RECORDS TO USE:
_ _ _ _ _

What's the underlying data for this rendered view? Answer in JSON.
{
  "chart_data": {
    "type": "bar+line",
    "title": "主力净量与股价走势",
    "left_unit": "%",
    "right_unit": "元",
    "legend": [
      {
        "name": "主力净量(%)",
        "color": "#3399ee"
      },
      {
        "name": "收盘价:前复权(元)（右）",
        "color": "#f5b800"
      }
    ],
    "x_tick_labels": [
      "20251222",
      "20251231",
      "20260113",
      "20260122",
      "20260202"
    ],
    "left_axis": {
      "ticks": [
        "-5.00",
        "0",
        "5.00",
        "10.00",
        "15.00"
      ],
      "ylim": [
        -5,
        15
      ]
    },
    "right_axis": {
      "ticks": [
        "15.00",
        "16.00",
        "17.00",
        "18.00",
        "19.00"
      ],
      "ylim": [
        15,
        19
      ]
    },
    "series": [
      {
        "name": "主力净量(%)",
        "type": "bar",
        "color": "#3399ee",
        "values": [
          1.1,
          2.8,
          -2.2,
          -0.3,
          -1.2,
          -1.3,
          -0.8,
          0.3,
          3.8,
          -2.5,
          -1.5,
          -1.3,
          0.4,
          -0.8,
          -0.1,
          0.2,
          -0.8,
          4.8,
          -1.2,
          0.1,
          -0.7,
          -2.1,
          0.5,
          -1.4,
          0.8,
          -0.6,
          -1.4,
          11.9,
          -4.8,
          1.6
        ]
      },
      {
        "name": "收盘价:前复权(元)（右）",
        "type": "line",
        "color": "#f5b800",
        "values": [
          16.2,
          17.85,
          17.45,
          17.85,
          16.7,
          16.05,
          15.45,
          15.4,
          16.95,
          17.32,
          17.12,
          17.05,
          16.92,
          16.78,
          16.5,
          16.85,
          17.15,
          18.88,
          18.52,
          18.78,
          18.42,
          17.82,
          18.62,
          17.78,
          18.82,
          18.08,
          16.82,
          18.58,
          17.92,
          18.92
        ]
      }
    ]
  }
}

_ _ _ _ _

WHAT YOU ARE ASKED TO DO: Reproduce the material in full, with no word added or dropped.

FINAL RESULT:
What's the underlying data for this rendered view? Answer in JSON.
{
  "chart_data": {
    "type": "bar+line",
    "title": "主力净量与股价走势",
    "left_unit": "%",
    "right_unit": "元",
    "legend": [
      {
        "name": "主力净量(%)",
        "color": "#3399ee"
      },
      {
        "name": "收盘价:前复权(元)（右）",
        "color": "#f5b800"
      }
    ],
    "x_tick_labels": [
      "20251222",
      "20251231",
      "20260113",
      "20260122",
      "20260202"
    ],
    "left_axis": {
      "ticks": [
        "-5.00",
        "0",
        "5.00",
        "10.00",
        "15.00"
      ],
      "ylim": [
        -5,
        15
      ]
    },
    "right_axis": {
      "ticks": [
        "15.00",
        "16.00",
        "17.00",
        "18.00",
        "19.00"
      ],
      "ylim": [
        15,
        19
      ]
    },
    "series": [
      {
        "name": "主力净量(%)",
        "type": "bar",
        "color": "#3399ee",
        "values": [
          1.1,
          2.8,
          -2.2,
          -0.3,
          -1.2,
          -1.3,
          -0.8,
          0.3,
          3.8,
          -2.5,
          -1.5,
          -1.3,
          0.4,
          -0.8,
          -0.1,
          0.2,
          -0.8,
          4.8,
          -1.2,
          0.1,
          -0.7,
          -2.1,
          0.5,
          -1.4,
          0.8,
          -0.6,
          -1.4,
          11.9,
          -4.8,
          1.6
        ]
      },
      {
        "name": "收盘价:前复权(元)（右）",
        "type": "line",
        "color": "#f5b800",
        "values": [
          16.2,
          17.85,
          17.45,
          17.85,
          16.7,
          16.05,
          15.45,
          15.4,
          16.95,
          17.32,
          17.12,
          17.05,
          16.92,
          16.78,
          16.5,
          16.85,
          17.15,
          18.88,
          18.52,
          18.78,
          18.42,
          17.82,
          18.62,
          17.78,
          18.82,
          18.08,
          16.82,
          18.58,
          17.92,
          18.92
        ]
      }
    ]
  }
}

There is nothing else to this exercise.